• PASSAGE SHOWN:

+===+

# OSX 10.1 review by: vic



## vic (Sep 21, 2001)

http://homepage.mac.com/freelancevictor/PhotoAlbum.html

yesss folks, it rocks....

Finder: to say the least, it doesn't get any faster.
Os 9.2 was made for os 10.1, photshop is as fast in the classic as if booted in the original...
the cool sound up/down buttons work cool now any when you press them, a little screen pops up that shows you the volume (couldn't take screenshot)
And, this is a big one, at least for me  the old screen capture shortcuts have been restored! it's SHIFT+CMDN+3 for full screen and SHIFT+CMDN+4 for selection, no more of that crappy grab app, which just made things slower.
ALL aps start up faster, usually a few seconds 1-5 more for bigger ones of course.
The apple colour in the aple menu has been changed to a lighter more "Aqua" color. 
Explores is as fast as in 9.2.
Carbon apps work better as far as i know, (didn't do extensive testing)
The login menu has changed and as if the old one wasn't cool enough! The new one rocks ass, it shows u the avalable users, and when you select one it >shifts over beside a pasword type in field! it's so hype, and you can customise it further if you don't like that.
Dock, many otions, i like this, options are good.
And hey, this is neat, i'm not shure if it was available before but i just found out now: if you hide the dock, and a application needs your attention, it bounces like a ball at the bottom of the screen, its funny especially with the happy finder icon, it looks like a child trying to peek over a fence! 
well, that's it for now, i also saw a burn icon in the > customize toolbars in the finder prefs, didn't try it but maybe finder burning is available...
check out more pics at:http://homepage.mac.com/freelancevictor/PhotoAlbum.html


----------



## twister (Sep 21, 2001)

> The login menu has changed and as if the old one wasn't cool enough! The new one rocks ass, it shows u the avalable users, and when you select one it >shifts over beside a pasword type in field! it's so hype, and you can customise it further if you don't like that.

+===+

• DATASET EXCERPTS:
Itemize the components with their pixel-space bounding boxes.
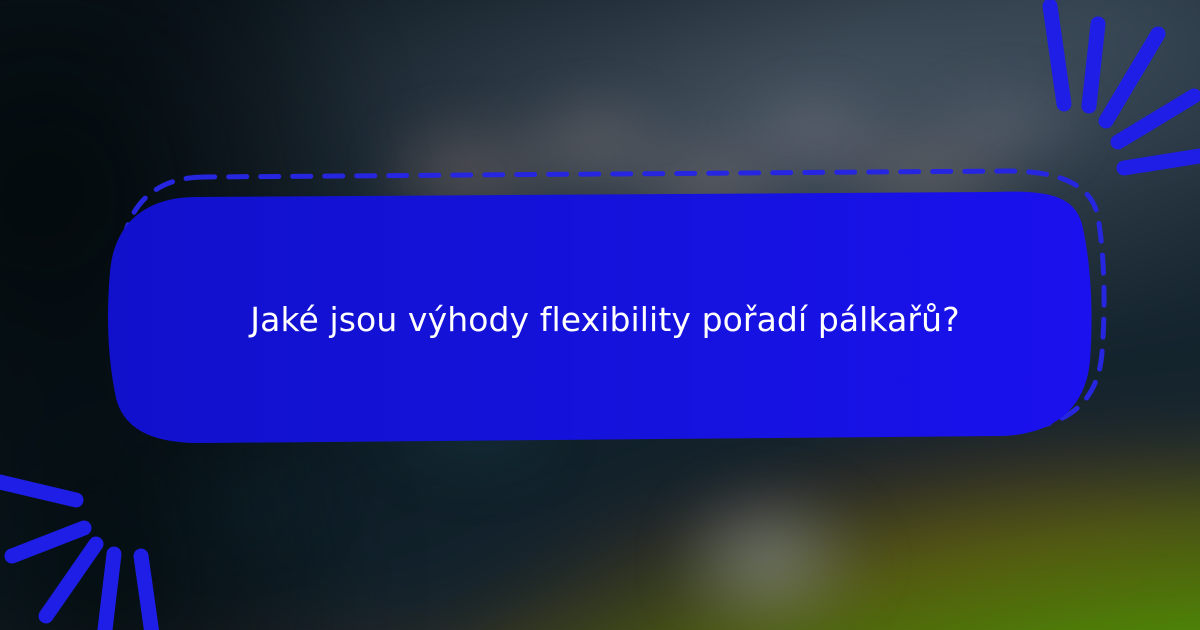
burst-ray-3 [1106,34,1158,121]
burst-ray-2 [1089,24,1098,106]
burst-rays-bottom-left [0,482,154,630]
burst-ray-1 [1050,6,1064,104]
burst-ray-3 [46,544,96,616]
sparkle-burst-bottom-left [0,462,196,630]
social-card: Jaké jsou výhody flexibility pořadí pálk… [0,0,1200,630]
burst-ray-1 [0,482,76,500]
burst-ray-4 [1118,96,1194,142]
burst-ray-5 [1124,154,1200,168]
sparkle-burst-top-right [1006,0,1200,166]
burst-ray-2 [12,528,84,556]
bubble-question-text: Jaké jsou výhody flexibility pořadí pálk… [140,200,1070,440]
burst-ray-5 [141,556,154,630]
background-gray-seats [672,466,912,630]
burst-ray-4 [104,554,114,630]
burst-rays-top-right [1050,6,1200,168]
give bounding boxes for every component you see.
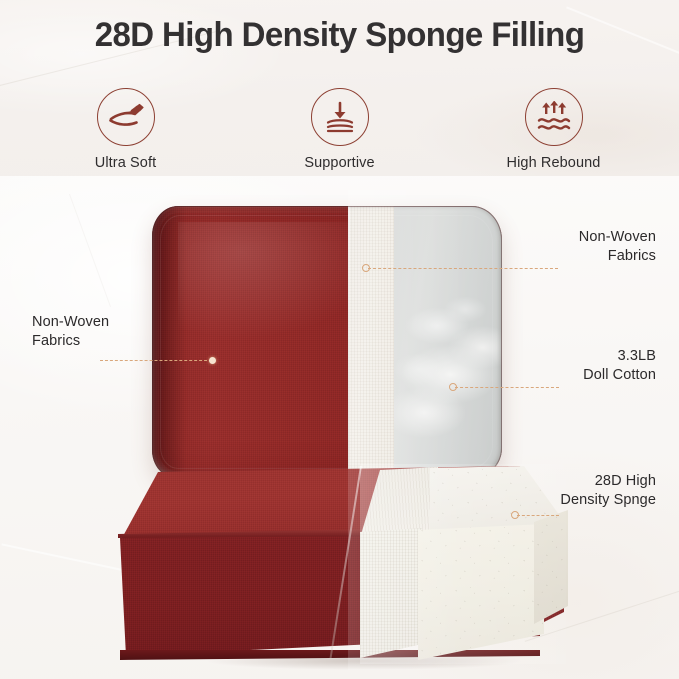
callout-target-marker: [449, 383, 457, 391]
callout-doll-cotton: 3.3LB Doll Cotton: [488, 347, 656, 385]
callout-non-woven-fabrics-right: Non-Woven Fabrics: [488, 228, 656, 266]
callout-label: 28D High: [488, 472, 656, 491]
callout-label: 3.3LB: [488, 347, 656, 366]
callout-label: Doll Cotton: [488, 366, 656, 385]
back-cushion-inner-lining: [348, 206, 396, 478]
seat-cushion-front-lining: [360, 528, 422, 658]
callout-target-marker: [511, 511, 519, 519]
cutaway-edge: [330, 466, 362, 658]
callout-label: Fabrics: [488, 247, 656, 266]
callout-label: Fabrics: [32, 332, 109, 351]
cutaway-edge: [348, 206, 350, 478]
callout-label: Non-Woven: [32, 313, 109, 332]
callout-non-woven-fabrics-left: Non-Woven Fabrics: [32, 313, 109, 351]
foam-speckle-texture: [418, 524, 544, 660]
callout-leader-line: [368, 268, 558, 269]
callout-leader-line: [100, 360, 212, 361]
callout-target-marker: [362, 264, 370, 272]
product-infographic: 28D High Density Sponge Filling Ultra So…: [0, 0, 679, 679]
callout-target-marker: [209, 357, 216, 364]
seat-cushion-foam-core: [418, 524, 544, 660]
callout-leader-line: [455, 387, 559, 388]
callout-high-density-sponge: 28D High Density Spnge: [488, 472, 656, 510]
foam-speckle-texture: [534, 508, 568, 636]
callout-leader-line: [517, 515, 559, 516]
back-cushion: [152, 206, 502, 478]
back-cushion-doll-cotton-fill: [394, 206, 502, 478]
callout-label: Density Spnge: [488, 491, 656, 510]
callout-label: Non-Woven: [488, 228, 656, 247]
seat-cushion-side-foam: [534, 508, 568, 636]
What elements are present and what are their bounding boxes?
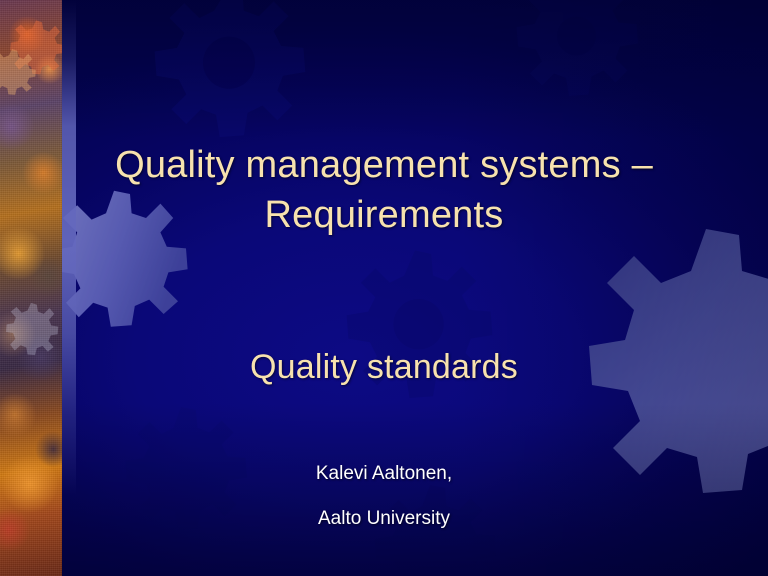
slide-text-layer: Quality management systems – Requirement… [0,0,768,576]
author-affiliation: Aalto University [84,508,684,530]
slide-title: Quality management systems – Requirement… [84,140,684,240]
author-name: Kalevi Aaltonen, [84,463,684,485]
presentation-slide: Quality management systems – Requirement… [0,0,768,576]
slide-subtitle: Quality standards [84,348,684,387]
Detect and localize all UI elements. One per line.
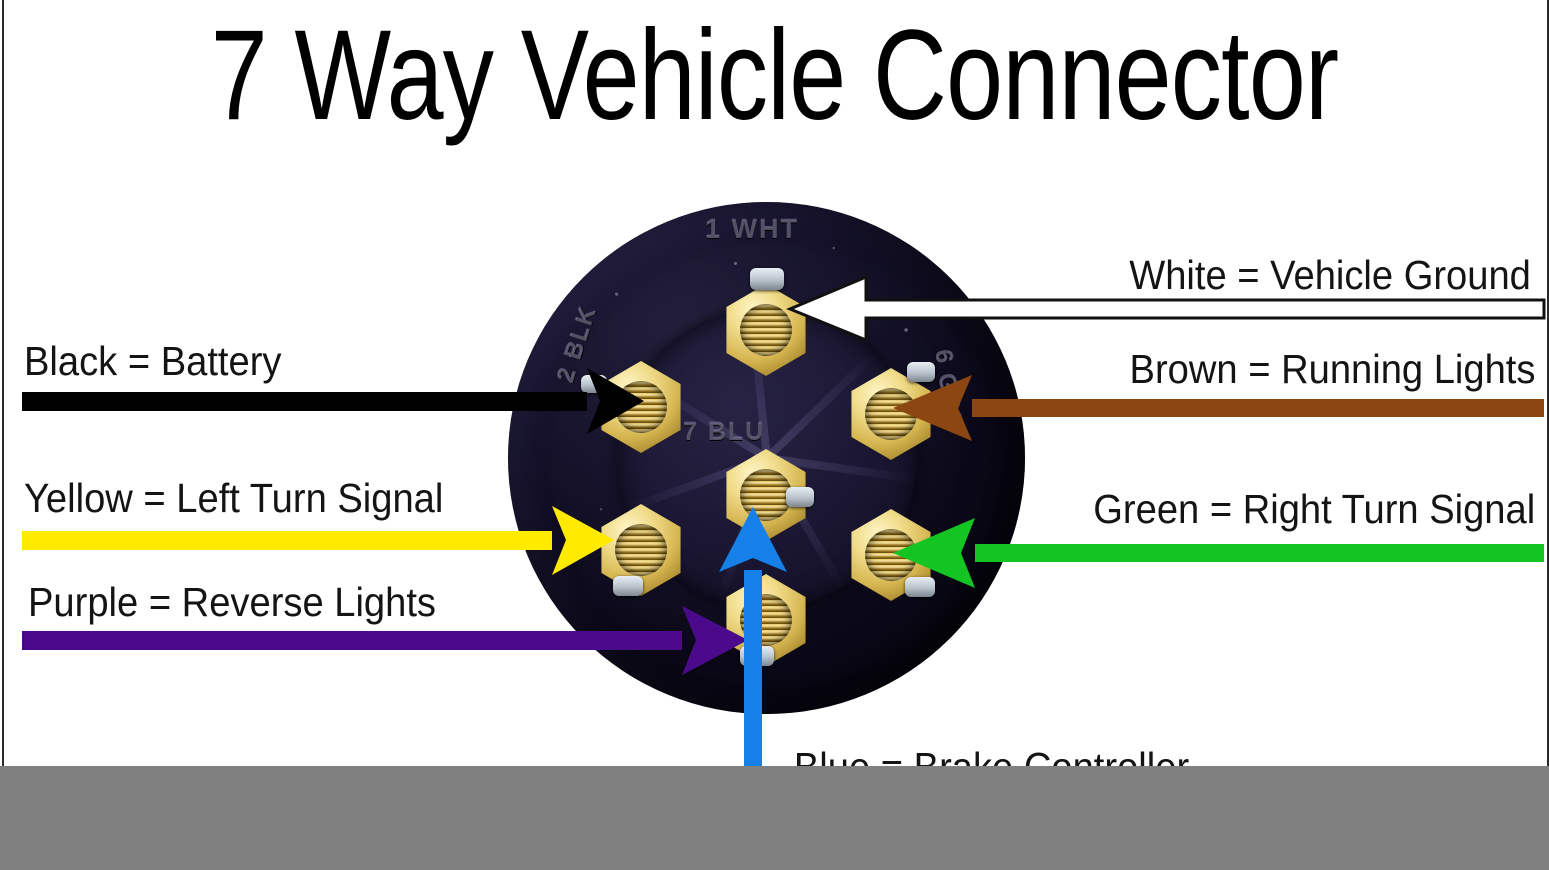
label-purple-reverse-lights: Purple = Reverse Lights [28, 579, 436, 626]
terminal-blue-brake-controller [720, 449, 812, 541]
label-white-vehicle-ground: White = Vehicle Ground [1129, 252, 1531, 299]
terminal-screw-core [865, 388, 917, 440]
terminal-purple-reverse-lights [720, 574, 812, 666]
page-border-left [2, 0, 4, 766]
terminal-screw-head [613, 576, 643, 596]
terminal-screw-head [905, 577, 935, 597]
seven-way-connector-image: 1 WHT 7 BLU 6 GRN 2 BLK [508, 202, 1025, 714]
terminal-black-battery [595, 361, 687, 453]
terminal-screw-core [615, 524, 667, 576]
terminal-screw-head [907, 362, 935, 382]
molded-label-1-wht: 1 WHT [705, 214, 799, 245]
terminal-screw-core [740, 304, 792, 356]
label-green-right-turn: Green = Right Turn Signal [1093, 486, 1535, 533]
terminal-screw-core [740, 469, 792, 521]
terminal-screw-core [615, 381, 667, 433]
label-brown-running-lights: Brown = Running Lights [1129, 346, 1535, 393]
terminal-screw-core [740, 594, 792, 646]
molded-label-7-blu: 7 BLU [683, 418, 765, 447]
page-title: 7 Way Vehicle Connector [155, 12, 1394, 140]
terminal-screw-core [865, 529, 917, 581]
terminal-brown-running-lights [845, 368, 937, 460]
terminal-screw-head [740, 646, 774, 666]
bottom-gray-bar [0, 766, 1549, 870]
terminal-white-ground [720, 284, 812, 376]
label-yellow-left-turn: Yellow = Left Turn Signal [24, 475, 443, 522]
diagram-page: 7 Way Vehicle Connector 1 WHT 7 BLU 6 GR… [0, 0, 1549, 870]
terminal-green-right-turn [845, 509, 937, 601]
terminal-screw-head [750, 268, 784, 290]
terminal-yellow-left-turn [595, 504, 687, 596]
label-black-battery: Black = Battery [24, 338, 281, 385]
terminal-screw-head [786, 487, 814, 507]
terminal-screw-head [581, 375, 607, 393]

+===+

• WHAT THE TASK REQUIRES: Decide whether each statement below agrees with the OS X 10.1 review thread. Answer yes or no for each one and quote the words from the thread that settle it. (a) When the dock is hidden, an application that needs attention bounces at the bottom of the screen. (b) The reviewer tried burning from the Finder and confirmed that it works. (c) The reviewer tested Carbon apps extensively.

• SOLUTION FOR THIS EXERCISE:
(a) Yes: "if you hide the dock, and a application needs your attention, it bounces like a ball at the bottom of the screen"
(b) No: "didn't try it but maybe finder burning is available..."
(c) No: "(didn't do extensive testing)"